_WHAT IS REQUIRED_
Pick out all lines with the word "Tell" from the records that follow.

**** ENTRIES ****

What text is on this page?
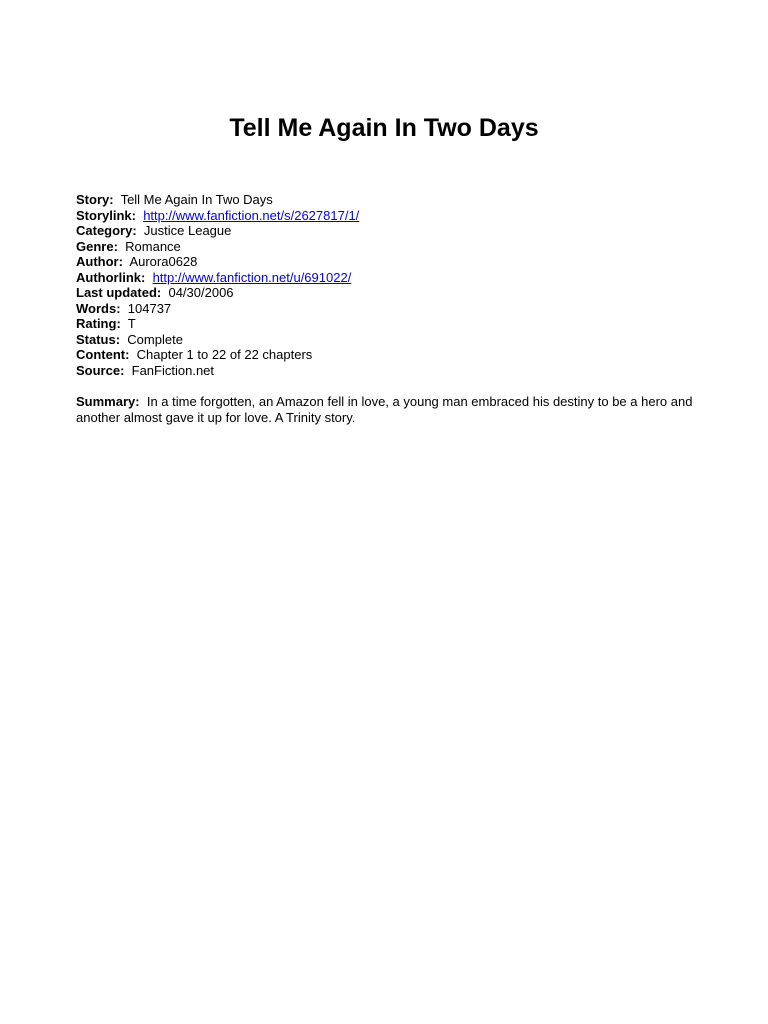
Tell Me Again In Two Days
Story:  Tell Me Again In Two Days
Storylink:  http://www.fanfiction.net/s/2627817/1/
Category:  Justice League
Genre:  Romance
Author:  Aurora0628
Authorlink:  http://www.fanfiction.net/u/691022/
Last updated:  04/30/2006
Words:  104737
Rating:  T
Status:  Complete
Content:  Chapter 1 to 22 of 22 chapters
Source:  FanFiction.net
Summary:  In a time forgotten, an Amazon fell in love, a young man embraced his destiny to be a hero and another almost gave it up for love. A Trinity story.
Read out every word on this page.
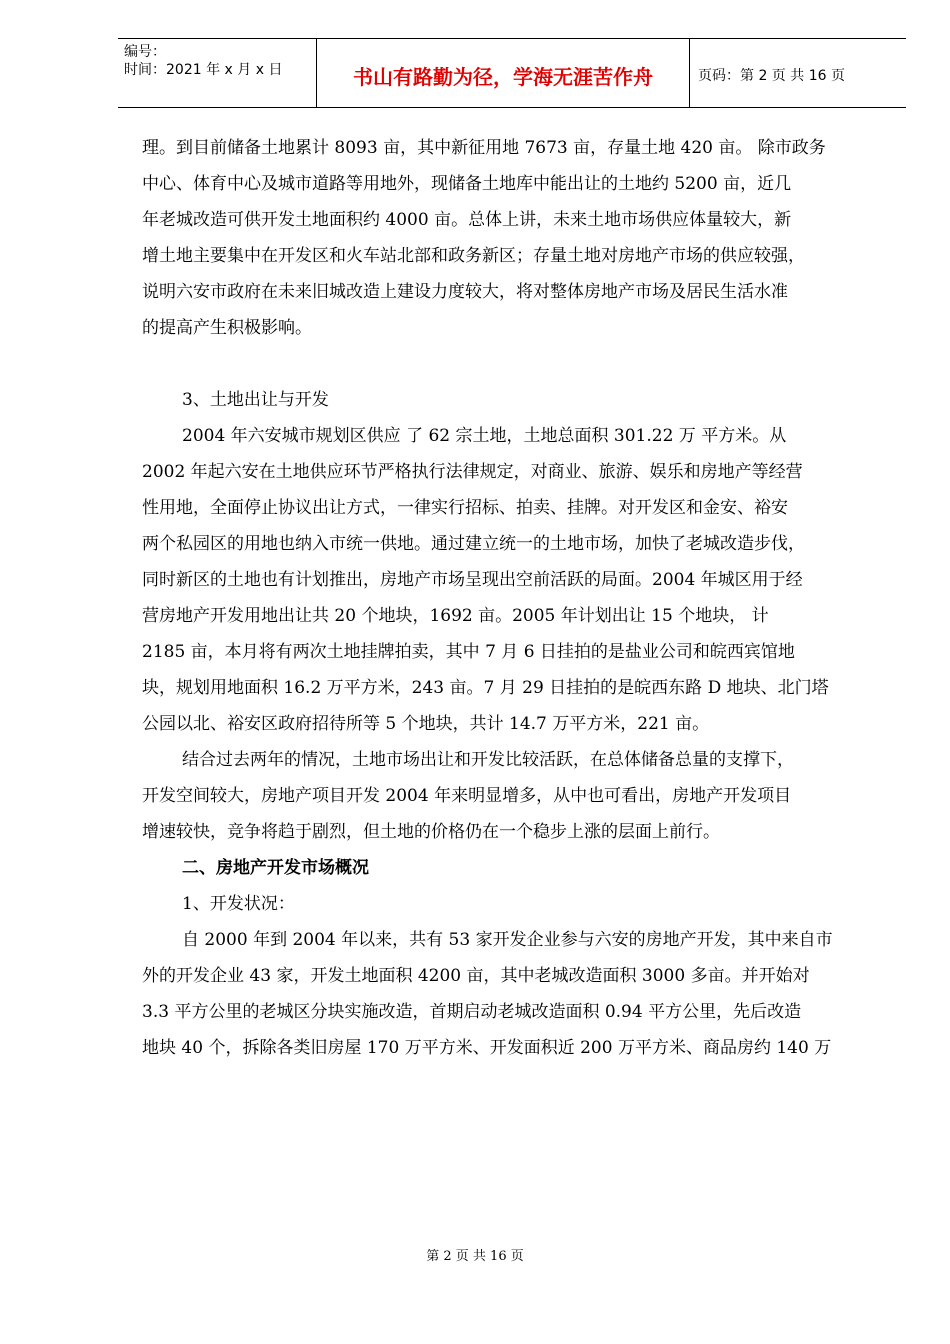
编号：
时间：2021 年 x 月 x 日	书山有路勤为径，学海无涯苦作舟	页码：第 2 页 共 16 页

理。到目前储备土地累计 8093 亩，其中新征用地 7673 亩，存量土地 420 亩。 除市政务

中心、体育中心及城市道路等用地外，现储备土地库中能出让的土地约 5200 亩，近几

年老城改造可供开发土地面积约 4000 亩。总体上讲，未来土地市场供应体量较大，新

增土地主要集中在开发区和火车站北部和政务新区；存量土地对房地产市场的供应较强，

说明六安市政府在未来旧城改造上建设力度较大，将对整体房地产市场及居民生活水准

的提高产生积极影响。

3、土地出让与开发

2004 年六安城市规划区供应 了 62 宗土地，土地总面积 301.22 万 平方米。从

2002 年起六安在土地供应环节严格执行法律规定，对商业、旅游、娱乐和房地产等经营

性用地，全面停止协议出让方式，一律实行招标、拍卖、挂牌。对开发区和金安、裕安

两个私园区的用地也纳入市统一供地。通过建立统一的土地市场，加快了老城改造步伐，

同时新区的土地也有计划推出，房地产市场呈现出空前活跃的局面。2004 年城区用于经

营房地产开发用地出让共 20 个地块，1692 亩。2005 年计划出让 15 个地块， 计

2185 亩，本月将有两次土地挂牌拍卖，其中 7 月 6 日挂拍的是盐业公司和皖西宾馆地

块，规划用地面积 16.2 万平方米，243 亩。7 月 29 日挂拍的是皖西东路 D 地块、北门塔

公园以北、裕安区政府招待所等 5 个地块，共计 14.7 万平方米，221 亩。

结合过去两年的情况，土地市场出让和开发比较活跃，在总体储备总量的支撑下，

开发空间较大，房地产项目开发 2004 年来明显增多，从中也可看出，房地产开发项目

增速较快，竞争将趋于剧烈，但土地的价格仍在一个稳步上涨的层面上前行。

二、房地产开发市场概况

1、开发状况：

自 2000 年到 2004 年以来，共有 53 家开发企业参与六安的房地产开发，其中来自市

外的开发企业 43 家，开发土地面积 4200 亩，其中老城改造面积 3000 多亩。并开始对

3.3 平方公里的老城区分块实施改造，首期启动老城改造面积 0.94 平方公里，先后改造

地块 40 个，拆除各类旧房屋 170 万平方米、开发面积近 200 万平方米、商品房约 140 万

第 2 页 共 16 页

****

_THE SOLUTION_
Tell Me Again In Two Days
Story:  Tell Me Again In Two Days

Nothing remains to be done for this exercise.